**Figure content listings:**
__________

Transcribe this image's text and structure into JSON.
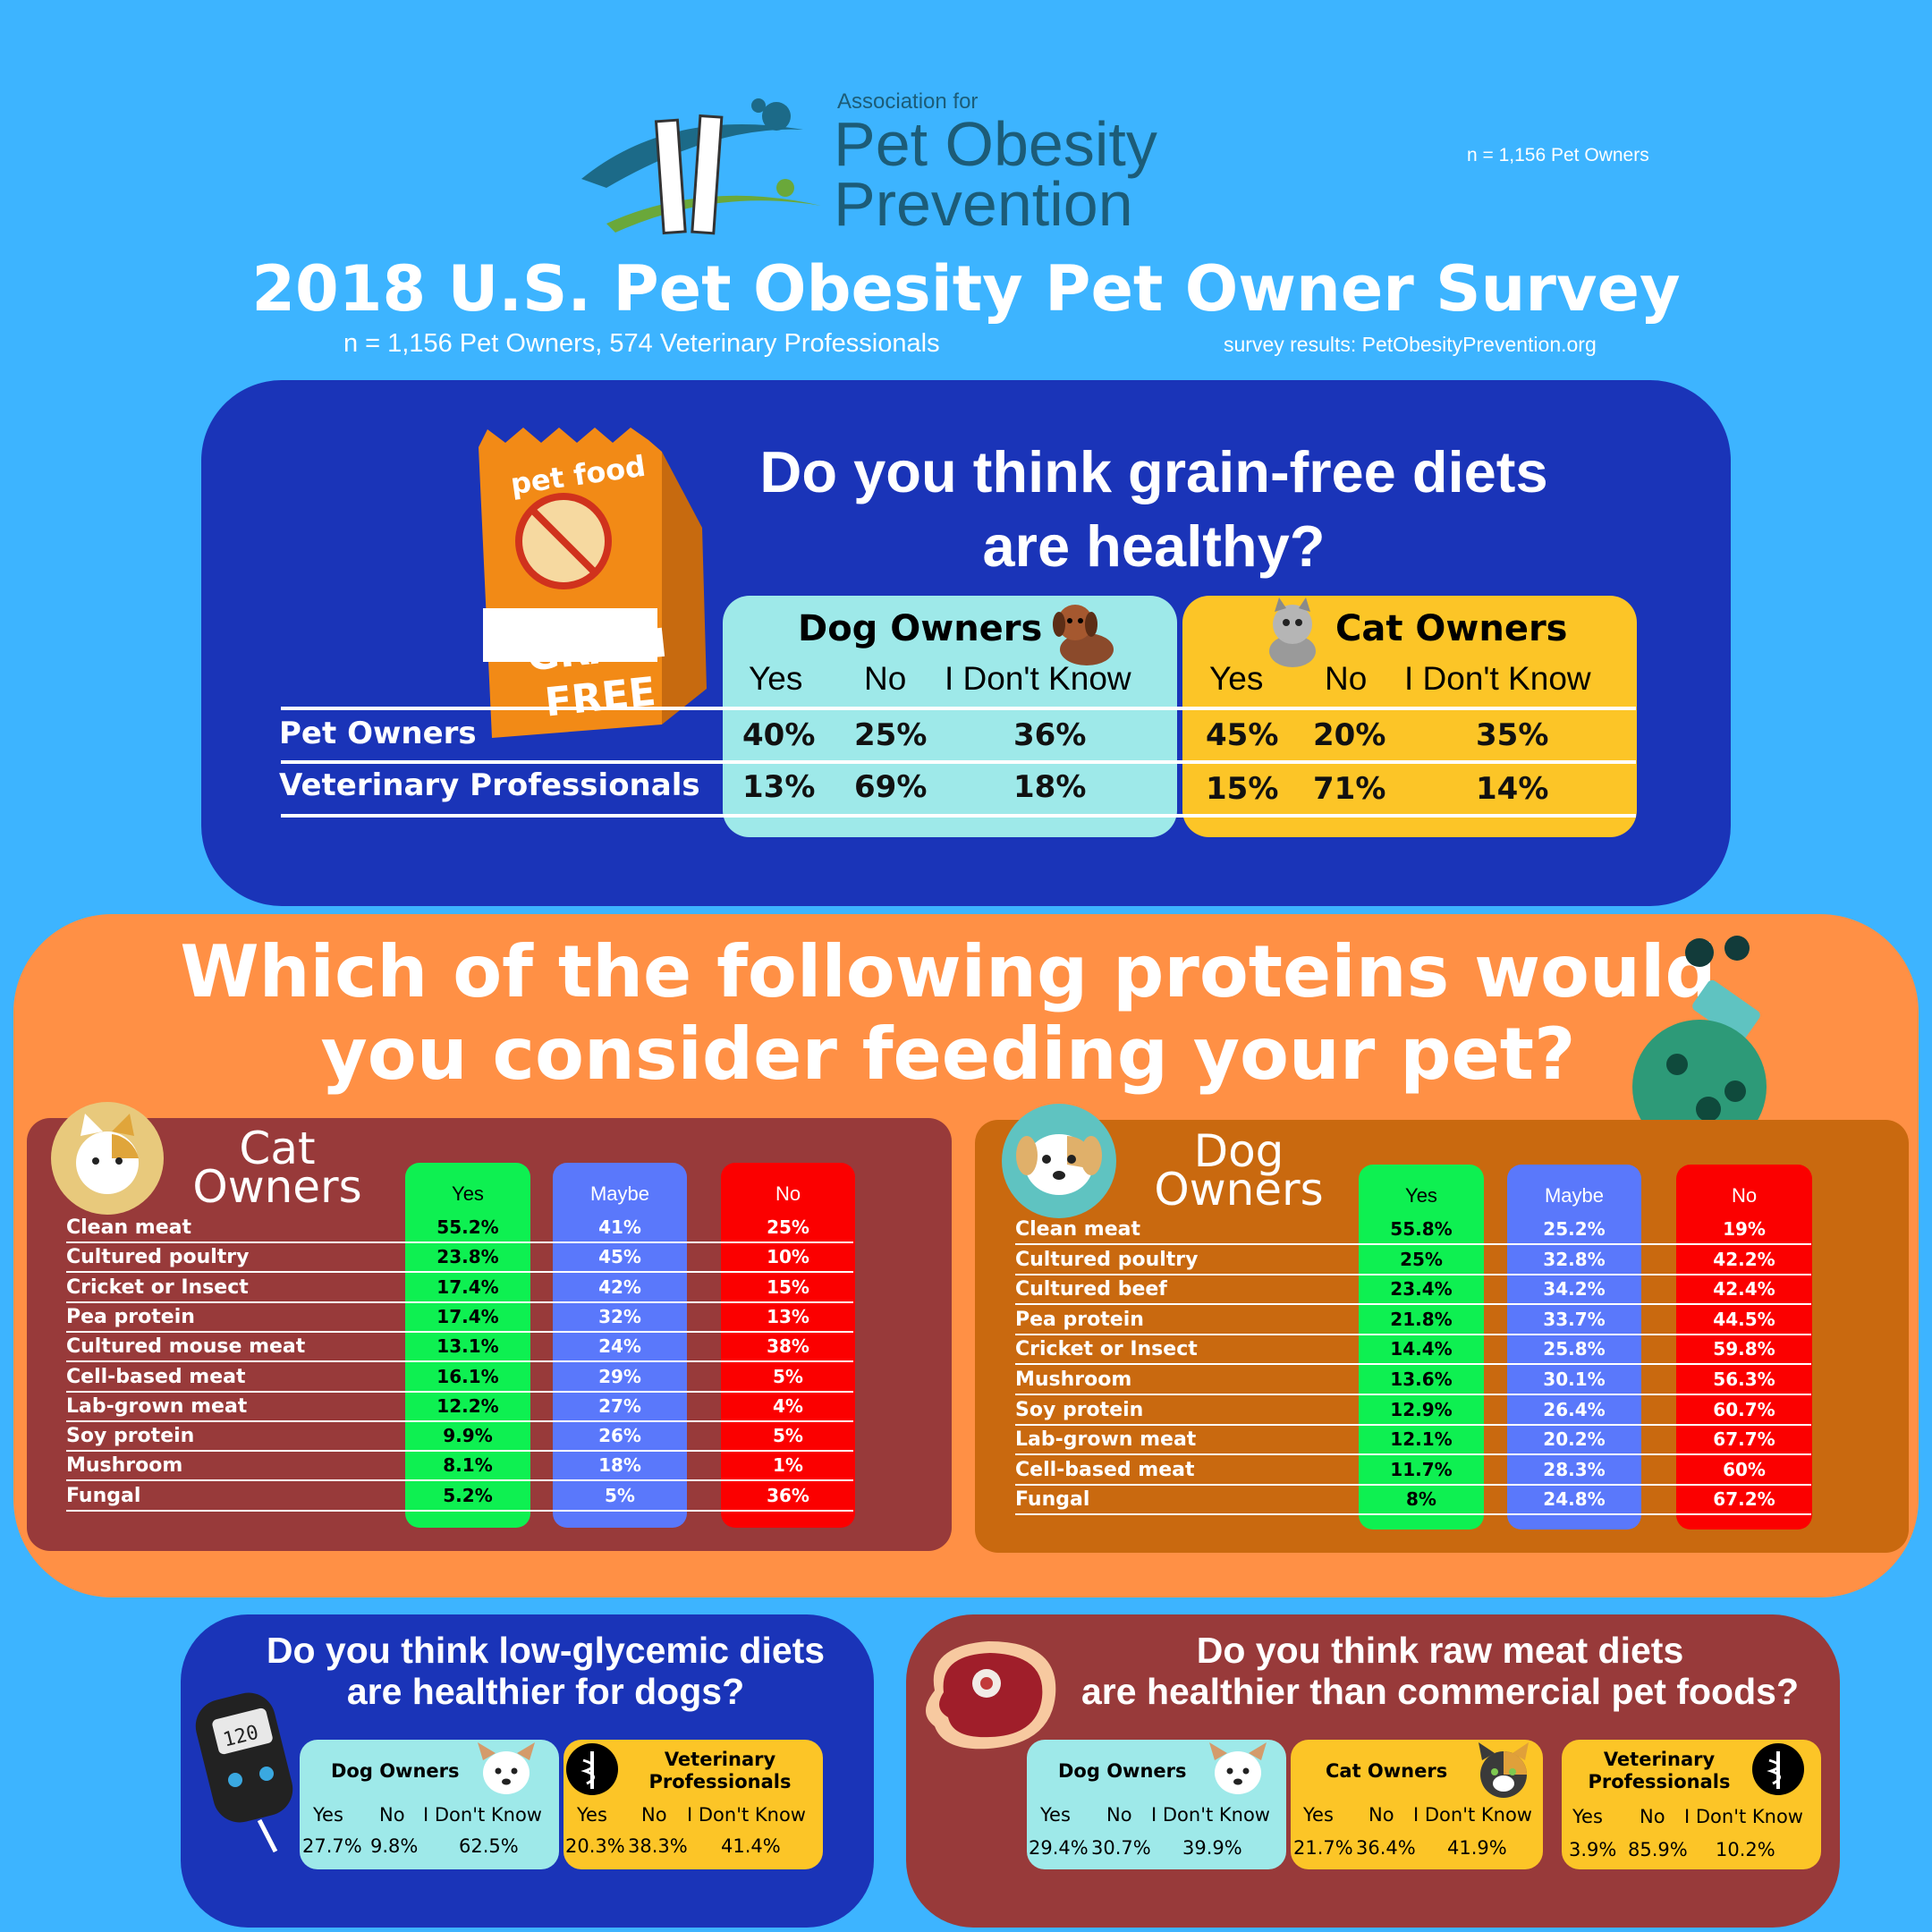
{
  "header": {
    "logo_pre": "Association for",
    "logo_line1": "Pet Obesity",
    "logo_line2": "Prevention",
    "n_top": "n = 1,156 Pet Owners",
    "title": "2018 U.S. Pet Obesity Pet Owner Survey",
    "subtitle": "n = 1,156 Pet Owners, 574 Veterinary Professionals",
    "source": "survey results: PetObesityPrevention.org"
  },
  "grain": {
    "question_l1": "Do you think grain-free diets",
    "question_l2": "are healthy?",
    "bag_top": "pet food",
    "bag_l1": "GRAIN",
    "bag_l2": "FREE",
    "dog_title": "Dog Owners",
    "cat_title": "Cat Owners",
    "yes": "Yes",
    "no": "No",
    "idk": "I Don't Know",
    "row1": "Pet Owners",
    "row2": "Veterinary Professionals",
    "dog_pet": [
      "40%",
      "25%",
      "36%"
    ],
    "dog_vet": [
      "13%",
      "69%",
      "18%"
    ],
    "cat_pet": [
      "45%",
      "20%",
      "35%"
    ],
    "cat_vet": [
      "15%",
      "71%",
      "14%"
    ]
  },
  "proteins": {
    "question_l1": "Which of the following proteins would",
    "question_l2": "you consider feeding your pet?",
    "yes": "Yes",
    "maybe": "Maybe",
    "no": "No",
    "cat": {
      "title_l1": "Cat",
      "title_l2": "Owners",
      "rows": [
        {
          "name": "Clean meat",
          "yes": "55.2%",
          "maybe": "41%",
          "no": "25%"
        },
        {
          "name": "Cultured poultry",
          "yes": "23.8%",
          "maybe": "45%",
          "no": "10%"
        },
        {
          "name": "Cricket or Insect",
          "yes": "17.4%",
          "maybe": "42%",
          "no": "15%"
        },
        {
          "name": "Pea protein",
          "yes": "17.4%",
          "maybe": "32%",
          "no": "13%"
        },
        {
          "name": "Cultured mouse meat",
          "yes": "13.1%",
          "maybe": "24%",
          "no": "38%"
        },
        {
          "name": "Cell-based meat",
          "yes": "16.1%",
          "maybe": "29%",
          "no": "5%"
        },
        {
          "name": "Lab-grown meat",
          "yes": "12.2%",
          "maybe": "27%",
          "no": "4%"
        },
        {
          "name": "Soy protein",
          "yes": "9.9%",
          "maybe": "26%",
          "no": "5%"
        },
        {
          "name": "Mushroom",
          "yes": "8.1%",
          "maybe": "18%",
          "no": "1%"
        },
        {
          "name": "Fungal",
          "yes": "5.2%",
          "maybe": "5%",
          "no": "36%"
        }
      ]
    },
    "dog": {
      "title_l1": "Dog",
      "title_l2": "Owners",
      "rows": [
        {
          "name": "Clean meat",
          "yes": "55.8%",
          "maybe": "25.2%",
          "no": "19%"
        },
        {
          "name": "Cultured poultry",
          "yes": "25%",
          "maybe": "32.8%",
          "no": "42.2%"
        },
        {
          "name": "Cultured beef",
          "yes": "23.4%",
          "maybe": "34.2%",
          "no": "42.4%"
        },
        {
          "name": "Pea protein",
          "yes": "21.8%",
          "maybe": "33.7%",
          "no": "44.5%"
        },
        {
          "name": "Cricket or Insect",
          "yes": "14.4%",
          "maybe": "25.8%",
          "no": "59.8%"
        },
        {
          "name": "Mushroom",
          "yes": "13.6%",
          "maybe": "30.1%",
          "no": "56.3%"
        },
        {
          "name": "Soy protein",
          "yes": "12.9%",
          "maybe": "26.4%",
          "no": "60.7%"
        },
        {
          "name": "Lab-grown meat",
          "yes": "12.1%",
          "maybe": "20.2%",
          "no": "67.7%"
        },
        {
          "name": "Cell-based meat",
          "yes": "11.7%",
          "maybe": "28.3%",
          "no": "60%"
        },
        {
          "name": "Fungal",
          "yes": "8%",
          "maybe": "24.8%",
          "no": "67.2%"
        }
      ]
    }
  },
  "glycemic": {
    "question_l1": "Do you think low-glycemic diets",
    "question_l2": "are healthier for dogs?",
    "meter": "120",
    "dog_title": "Dog Owners",
    "vet_title_l1": "Veterinary",
    "vet_title_l2": "Professionals",
    "yes": "Yes",
    "no": "No",
    "idk": "I Don't Know",
    "dog_vals": [
      "27.7%",
      "9.8%",
      "62.5%"
    ],
    "vet_vals": [
      "20.3%",
      "38.3%",
      "41.4%"
    ]
  },
  "raw": {
    "question_l1": "Do you think raw meat diets",
    "question_l2": "are healthier than commercial pet foods?",
    "dog_title": "Dog Owners",
    "cat_title": "Cat Owners",
    "vet_title_l1": "Veterinary",
    "vet_title_l2": "Professionals",
    "yes": "Yes",
    "no": "No",
    "idk": "I Don't Know",
    "dog_vals": [
      "29.4%",
      "30.7%",
      "39.9%"
    ],
    "cat_vals": [
      "21.7%",
      "36.4%",
      "41.9%"
    ],
    "vet_vals": [
      "3.9%",
      "85.9%",
      "10.2%"
    ]
  },
  "colors": {
    "background": "#3db4ff",
    "navy": "#1a34b8",
    "orange": "#ff9045",
    "maroon": "#983a3a",
    "rust": "#c9690f",
    "cyan": "#9ee9e9",
    "yellow": "#fcc527",
    "green": "#0ef051",
    "blue": "#5a78fb",
    "red": "#fb0000"
  }
}
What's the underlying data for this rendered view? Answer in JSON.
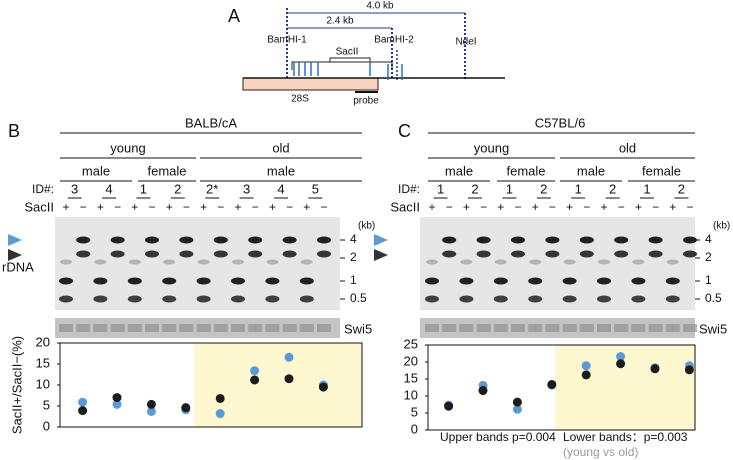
{
  "diagram": {
    "label": "A",
    "dist_long": "4.0 kb",
    "dist_short": "2.4 kb",
    "sites": [
      "BamHI-1",
      "SacII",
      "BamHI-2",
      "NdeI"
    ],
    "gene": "28S",
    "probe": "probe"
  },
  "panel_b": {
    "label": "B",
    "strain": "BALB/cA",
    "ages": [
      "young",
      "old"
    ],
    "sexes": [
      "male",
      "female",
      "male"
    ],
    "id_label": "ID#:",
    "ids": [
      "3",
      "4",
      "1",
      "2",
      "2*",
      "3",
      "4",
      "5"
    ],
    "enzyme": "SacII",
    "lanes": [
      "+",
      "−",
      "+",
      "−",
      "+",
      "−",
      "+",
      "−",
      "+",
      "−",
      "+",
      "−",
      "+",
      "−",
      "+",
      "−"
    ],
    "size_unit": "(kb)",
    "sizes": [
      4,
      2,
      1,
      0.5
    ],
    "target": "rDNA",
    "control": "Swi5"
  },
  "panel_c": {
    "label": "C",
    "strain": "C57BL/6",
    "ages": [
      "young",
      "old"
    ],
    "sexes": [
      "male",
      "female",
      "male",
      "female"
    ],
    "id_label": "ID#:",
    "ids": [
      "1",
      "2",
      "1",
      "2",
      "1",
      "2",
      "1",
      "2"
    ],
    "enzyme": "SacII",
    "lanes": [
      "+",
      "−",
      "+",
      "−",
      "+",
      "−",
      "+",
      "−",
      "+",
      "−",
      "+",
      "−",
      "+",
      "−",
      "+",
      "−"
    ],
    "size_unit": "(kb)",
    "sizes": [
      4,
      2,
      1,
      0.5
    ],
    "control": "Swi5"
  },
  "chart_data": [
    {
      "type": "scatter",
      "y_label": "SacII+/SacII−(%)",
      "categories": [
        null,
        null,
        null,
        null,
        null,
        null,
        null,
        null
      ],
      "series": [
        {
          "color": "#5b9bd5",
          "values": [
            5.9,
            5.4,
            3.7,
            4.1,
            3.2,
            13.4,
            16.6,
            10.0
          ]
        },
        {
          "color": "#1c1c1c",
          "values": [
            3.9,
            7.0,
            5.4,
            4.6,
            6.8,
            11.2,
            11.5,
            9.5
          ]
        }
      ],
      "ylim": [
        0,
        20
      ],
      "yticks": [
        0,
        5,
        10,
        15,
        20
      ]
    },
    {
      "type": "scatter",
      "categories": [
        null,
        null,
        null,
        null,
        null,
        null,
        null,
        null
      ],
      "series": [
        {
          "color": "#5b9bd5",
          "values": [
            7.3,
            13.1,
            6.1,
            13.2,
            18.9,
            21.6,
            18.3,
            18.9
          ]
        },
        {
          "color": "#1c1c1c",
          "values": [
            7.0,
            11.6,
            8.2,
            13.4,
            16.2,
            19.5,
            18.0,
            17.7
          ]
        }
      ],
      "ylim": [
        0,
        25
      ],
      "yticks": [
        0,
        5,
        10,
        15,
        20,
        25
      ],
      "annotations": [
        "Upper bands p=0.004",
        "Lower bands：p=0.003",
        "(young vs old)"
      ]
    }
  ]
}
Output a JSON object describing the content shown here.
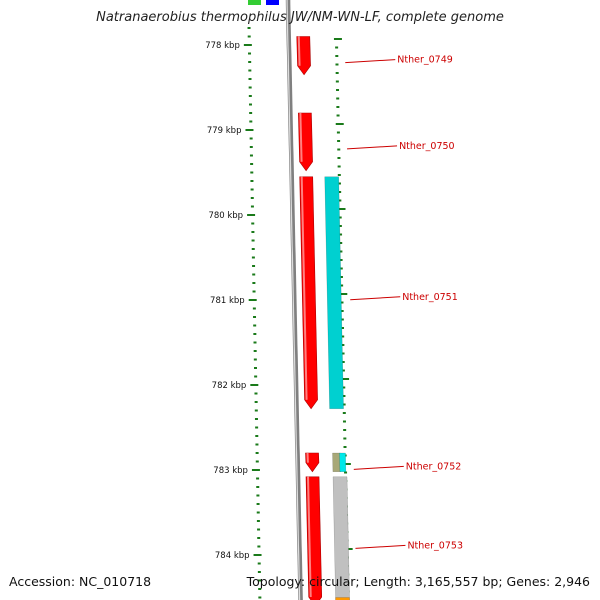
{
  "title": "Natranaerobius thermophilus JW/NM-WN-LF, complete genome",
  "footer": {
    "accession": "Accession: NC_010718",
    "topology": "Topology: circular; Length: 3,165,557 bp; Genes: 2,946"
  },
  "ticks": [
    {
      "label": "778 kbp",
      "kbp": 778
    },
    {
      "label": "779 kbp",
      "kbp": 779
    },
    {
      "label": "780 kbp",
      "kbp": 780
    },
    {
      "label": "781 kbp",
      "kbp": 781
    },
    {
      "label": "782 kbp",
      "kbp": 782
    },
    {
      "label": "783 kbp",
      "kbp": 783
    },
    {
      "label": "784 kbp",
      "kbp": 784
    }
  ],
  "genes": [
    {
      "label": "Nther_0749",
      "start_kbp": 777.9,
      "end_kbp": 778.35,
      "color": "#ff0000"
    },
    {
      "label": "Nther_0750",
      "start_kbp": 778.8,
      "end_kbp": 779.48,
      "color": "#ff0000"
    },
    {
      "label": "Nther_0751",
      "start_kbp": 779.55,
      "end_kbp": 782.28,
      "color": "#ff0000"
    },
    {
      "label": "Nther_0752",
      "start_kbp": 782.8,
      "end_kbp": 783.02,
      "color": "#ff0000"
    },
    {
      "label": "Nther_0753",
      "start_kbp": 783.08,
      "end_kbp": 784.6,
      "color": "#ff0000"
    }
  ],
  "features": [
    {
      "name": "cds-0751",
      "start_kbp": 779.55,
      "end_kbp": 782.28,
      "color": "#00d0d0"
    },
    {
      "name": "misc-0752",
      "start_kbp": 782.8,
      "end_kbp": 783.02,
      "color": "#a8a878"
    },
    {
      "name": "cds-0752",
      "start_kbp": 782.8,
      "end_kbp": 783.02,
      "color": "#00e8e8"
    },
    {
      "name": "gene-0753",
      "start_kbp": 783.08,
      "end_kbp": 784.6,
      "color": "#c0c0c0"
    },
    {
      "name": "orange-0754",
      "start_kbp": 784.5,
      "end_kbp": 784.6,
      "color": "#ff9900"
    }
  ],
  "colors": {
    "backbone": "#808080",
    "tick": "#1a7a1a",
    "label": "#cc0000"
  }
}
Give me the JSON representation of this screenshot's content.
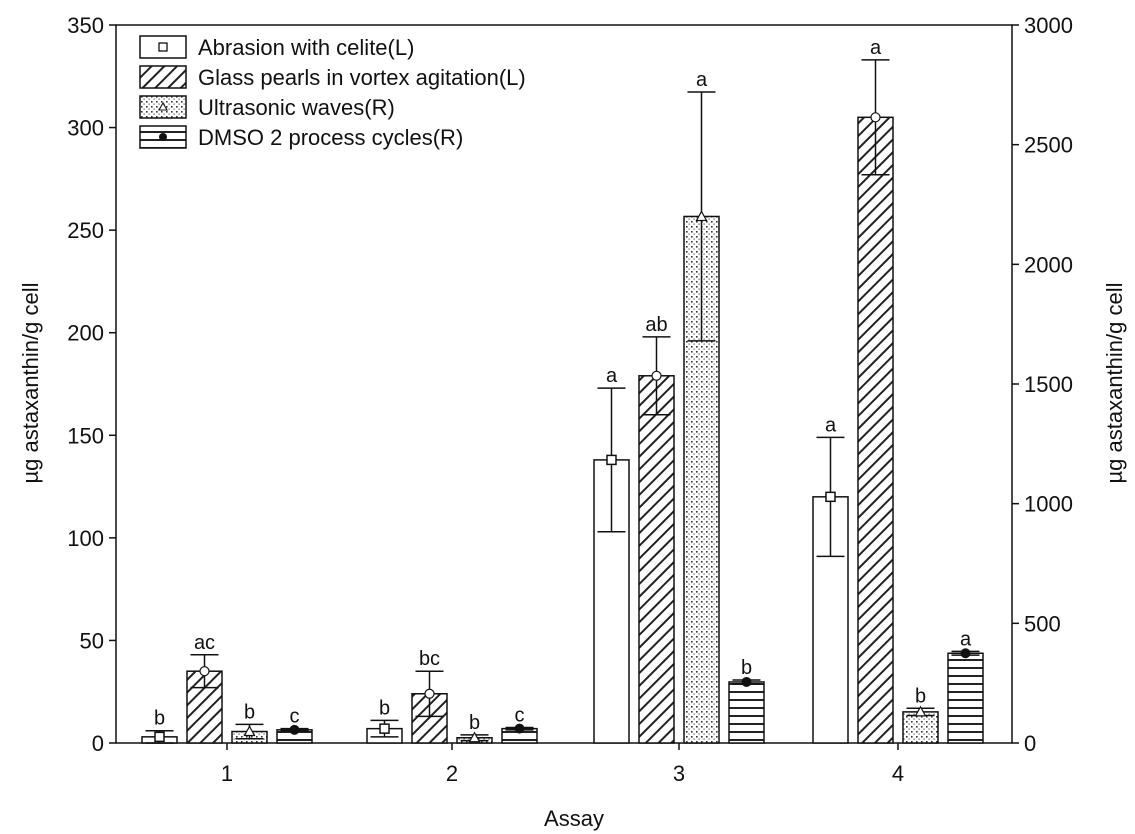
{
  "chart_data": {
    "type": "bar",
    "xlabel": "Assay",
    "ylabel_left": "µg astaxanthin/g cell",
    "ylabel_right": "µg astaxanthin/g cell",
    "ylim_left": [
      0,
      350
    ],
    "ylim_right": [
      0,
      3000
    ],
    "yticks_left": [
      "0",
      "50",
      "100",
      "150",
      "200",
      "250",
      "300",
      "350"
    ],
    "yticks_right": [
      "0",
      "500",
      "1000",
      "1500",
      "2000",
      "2500",
      "3000"
    ],
    "categories": [
      "1",
      "2",
      "3",
      "4"
    ],
    "grid": false,
    "legend_position": "top-left",
    "series": [
      {
        "name": "Abrasion with celite(L)",
        "axis": "left",
        "pattern": "open",
        "values": [
          3,
          7,
          138,
          120
        ],
        "errors": [
          3,
          4,
          35,
          29
        ],
        "labels": [
          "b",
          "b",
          "a",
          "a"
        ]
      },
      {
        "name": "Glass pearls in vortex agitation(L)",
        "axis": "left",
        "pattern": "hatch",
        "values": [
          35,
          24,
          179,
          305
        ],
        "errors": [
          8,
          11,
          19,
          28
        ],
        "labels": [
          "ac",
          "bc",
          "ab",
          "a"
        ]
      },
      {
        "name": "Ultrasonic waves(R)",
        "axis": "right",
        "pattern": "dots",
        "values": [
          48,
          22,
          2200,
          130
        ],
        "errors": [
          30,
          12,
          520,
          15
        ],
        "labels": [
          "b",
          "b",
          "a",
          "b"
        ]
      },
      {
        "name": "DMSO 2 process cycles(R)",
        "axis": "right",
        "pattern": "hlines",
        "values": [
          55,
          60,
          255,
          375
        ],
        "errors": [
          5,
          5,
          8,
          8
        ],
        "labels": [
          "c",
          "c",
          "b",
          "a"
        ]
      }
    ]
  }
}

__________

**What to work on:** If a line in the entries above has the word "bands", copy it.

**Solution to this exercise:**
        "Upper bands p=0.004",
        "Lower bands：p=0.003",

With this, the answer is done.